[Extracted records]
+ + + +

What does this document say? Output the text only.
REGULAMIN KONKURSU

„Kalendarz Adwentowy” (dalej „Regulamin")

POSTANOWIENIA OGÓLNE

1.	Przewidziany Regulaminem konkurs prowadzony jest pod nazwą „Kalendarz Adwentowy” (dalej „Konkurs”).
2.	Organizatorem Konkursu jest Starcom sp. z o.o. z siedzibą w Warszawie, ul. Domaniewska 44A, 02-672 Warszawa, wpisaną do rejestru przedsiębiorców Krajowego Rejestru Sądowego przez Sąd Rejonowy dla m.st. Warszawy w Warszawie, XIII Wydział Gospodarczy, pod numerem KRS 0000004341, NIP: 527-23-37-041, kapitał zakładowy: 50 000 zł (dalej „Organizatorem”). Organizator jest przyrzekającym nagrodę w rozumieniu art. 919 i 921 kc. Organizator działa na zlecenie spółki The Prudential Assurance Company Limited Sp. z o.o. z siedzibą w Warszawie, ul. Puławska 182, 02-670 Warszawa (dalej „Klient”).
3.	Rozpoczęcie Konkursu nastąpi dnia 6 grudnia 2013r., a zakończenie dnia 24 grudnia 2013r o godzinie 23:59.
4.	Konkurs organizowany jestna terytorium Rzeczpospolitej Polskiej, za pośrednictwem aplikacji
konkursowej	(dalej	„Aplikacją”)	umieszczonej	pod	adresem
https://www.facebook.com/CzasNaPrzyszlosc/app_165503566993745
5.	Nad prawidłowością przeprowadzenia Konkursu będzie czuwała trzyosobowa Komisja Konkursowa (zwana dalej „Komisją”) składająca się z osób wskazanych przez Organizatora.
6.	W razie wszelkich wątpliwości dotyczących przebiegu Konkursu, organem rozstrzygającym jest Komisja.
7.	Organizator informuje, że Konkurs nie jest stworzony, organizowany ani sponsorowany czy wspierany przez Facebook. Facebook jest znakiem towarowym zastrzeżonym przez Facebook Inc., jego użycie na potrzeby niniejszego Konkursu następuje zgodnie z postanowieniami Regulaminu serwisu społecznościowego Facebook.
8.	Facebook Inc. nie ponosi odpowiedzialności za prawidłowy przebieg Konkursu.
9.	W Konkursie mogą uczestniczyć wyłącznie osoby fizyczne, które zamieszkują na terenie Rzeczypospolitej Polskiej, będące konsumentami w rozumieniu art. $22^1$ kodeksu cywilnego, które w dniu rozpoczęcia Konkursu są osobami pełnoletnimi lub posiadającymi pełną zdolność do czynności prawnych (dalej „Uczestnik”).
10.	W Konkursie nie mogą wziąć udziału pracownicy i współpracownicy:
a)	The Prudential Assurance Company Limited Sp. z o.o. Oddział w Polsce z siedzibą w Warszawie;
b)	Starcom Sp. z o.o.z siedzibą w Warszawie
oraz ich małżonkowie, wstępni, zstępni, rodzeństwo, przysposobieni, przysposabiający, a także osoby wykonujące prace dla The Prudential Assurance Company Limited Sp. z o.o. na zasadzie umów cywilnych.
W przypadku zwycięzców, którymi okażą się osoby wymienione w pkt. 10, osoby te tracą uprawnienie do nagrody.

+ + + +

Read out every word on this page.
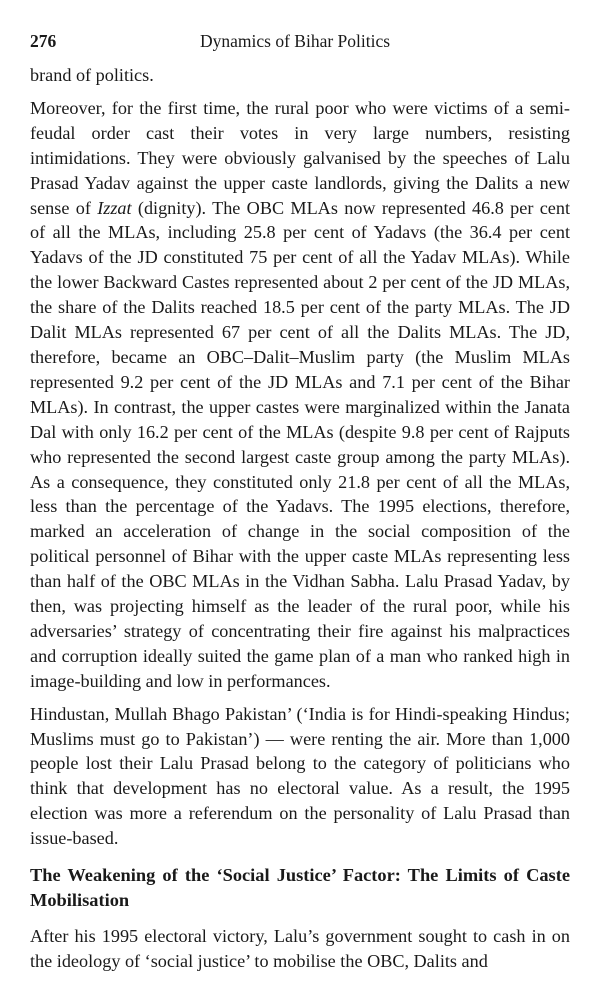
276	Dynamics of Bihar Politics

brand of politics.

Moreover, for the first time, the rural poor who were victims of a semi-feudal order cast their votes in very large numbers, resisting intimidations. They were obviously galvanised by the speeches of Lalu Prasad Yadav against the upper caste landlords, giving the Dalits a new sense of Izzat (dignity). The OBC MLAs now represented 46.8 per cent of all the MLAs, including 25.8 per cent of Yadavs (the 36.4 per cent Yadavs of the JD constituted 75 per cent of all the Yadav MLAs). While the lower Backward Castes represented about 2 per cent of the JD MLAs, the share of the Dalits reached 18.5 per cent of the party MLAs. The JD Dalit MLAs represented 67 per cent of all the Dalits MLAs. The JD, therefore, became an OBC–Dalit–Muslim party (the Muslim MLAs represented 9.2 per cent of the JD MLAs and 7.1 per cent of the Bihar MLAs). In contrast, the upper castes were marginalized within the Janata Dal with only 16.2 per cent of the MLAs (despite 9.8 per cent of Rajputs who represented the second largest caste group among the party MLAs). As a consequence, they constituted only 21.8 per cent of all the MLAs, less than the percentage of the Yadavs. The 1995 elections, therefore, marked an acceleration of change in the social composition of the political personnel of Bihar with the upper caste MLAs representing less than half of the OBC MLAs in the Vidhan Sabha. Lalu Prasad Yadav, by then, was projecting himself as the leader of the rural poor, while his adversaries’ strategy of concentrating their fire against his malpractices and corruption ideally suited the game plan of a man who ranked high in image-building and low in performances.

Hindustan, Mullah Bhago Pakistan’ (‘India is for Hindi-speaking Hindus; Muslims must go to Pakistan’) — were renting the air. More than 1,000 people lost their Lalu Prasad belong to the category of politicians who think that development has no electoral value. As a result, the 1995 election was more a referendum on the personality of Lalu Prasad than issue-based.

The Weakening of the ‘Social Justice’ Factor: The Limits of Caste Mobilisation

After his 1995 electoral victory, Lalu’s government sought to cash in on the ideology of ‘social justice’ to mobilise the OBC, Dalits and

+ + + +

▶ _TASK DESCRIPTION_
Gather each line that holds "Komisja".

▶ _ANSWER TO THE EXERCISE_
5.	Nad prawidłowością przeprowadzenia Konkursu będzie czuwała trzyosobowa Komisja Konkursowa (zwana dalej „Komisją”) składająca się z osób wskazanych przez Organizatora.
6.	W razie wszelkich wątpliwości dotyczących przebiegu Konkursu, organem rozstrzygającym jest Komisja.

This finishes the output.